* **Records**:
— BEGIN —

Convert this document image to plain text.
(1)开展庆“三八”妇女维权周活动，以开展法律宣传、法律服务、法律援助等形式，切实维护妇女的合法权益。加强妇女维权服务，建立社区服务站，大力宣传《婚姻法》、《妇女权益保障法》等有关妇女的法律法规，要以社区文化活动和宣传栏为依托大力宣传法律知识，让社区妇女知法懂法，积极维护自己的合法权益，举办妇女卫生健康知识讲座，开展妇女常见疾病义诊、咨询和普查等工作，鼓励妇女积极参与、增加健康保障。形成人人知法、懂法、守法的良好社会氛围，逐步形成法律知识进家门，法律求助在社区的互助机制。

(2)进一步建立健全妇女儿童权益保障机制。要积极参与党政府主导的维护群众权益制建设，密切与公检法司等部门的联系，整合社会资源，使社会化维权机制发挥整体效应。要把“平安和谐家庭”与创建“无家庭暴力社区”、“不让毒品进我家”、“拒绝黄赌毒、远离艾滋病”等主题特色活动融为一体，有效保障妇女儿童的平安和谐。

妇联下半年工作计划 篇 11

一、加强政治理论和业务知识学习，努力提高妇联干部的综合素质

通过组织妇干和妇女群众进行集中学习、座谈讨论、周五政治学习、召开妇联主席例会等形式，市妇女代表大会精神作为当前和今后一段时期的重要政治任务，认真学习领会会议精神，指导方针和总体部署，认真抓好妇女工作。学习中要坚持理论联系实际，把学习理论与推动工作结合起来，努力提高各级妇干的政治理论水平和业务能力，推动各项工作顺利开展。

— END —

* **What to do**: Repeat the material above exactly.

* **Written response**:
Convert this document image to plain text.
(1)开展庆“三八”妇女维权周活动，以开展法律宣传、法律服务、法律援助等形式，切实维护妇女的合法权益。加强妇女维权服务，建立社区服务站，大力宣传《婚姻法》、《妇女权益保障法》等有关妇女的法律法规，要以社区文化活动和宣传栏为依托大力宣传法律知识，让社区妇女知法懂法，积极维护自己的合法权益，举办妇女卫生健康知识讲座，开展妇女常见疾病义诊、咨询和普查等工作，鼓励妇女积极参与、增加健康保障。形成人人知法、懂法、守法的良好社会氛围，逐步形成法律知识进家门，法律求助在社区的互助机制。

(2)进一步建立健全妇女儿童权益保障机制。要积极参与党政府主导的维护群众权益制建设，密切与公检法司等部门的联系，整合社会资源，使社会化维权机制发挥整体效应。要把“平安和谐家庭”与创建“无家庭暴力社区”、“不让毒品进我家”、“拒绝黄赌毒、远离艾滋病”等主题特色活动融为一体，有效保障妇女儿童的平安和谐。

妇联下半年工作计划 篇 11

一、加强政治理论和业务知识学习，努力提高妇联干部的综合素质

通过组织妇干和妇女群众进行集中学习、座谈讨论、周五政治学习、召开妇联主席例会等形式，市妇女代表大会精神作为当前和今后一段时期的重要政治任务，认真学习领会会议精神，指导方针和总体部署，认真抓好妇女工作。学习中要坚持理论联系实际，把学习理论与推动工作结合起来，努力提高各级妇干的政治理论水平和业务能力，推动各项工作顺利开展。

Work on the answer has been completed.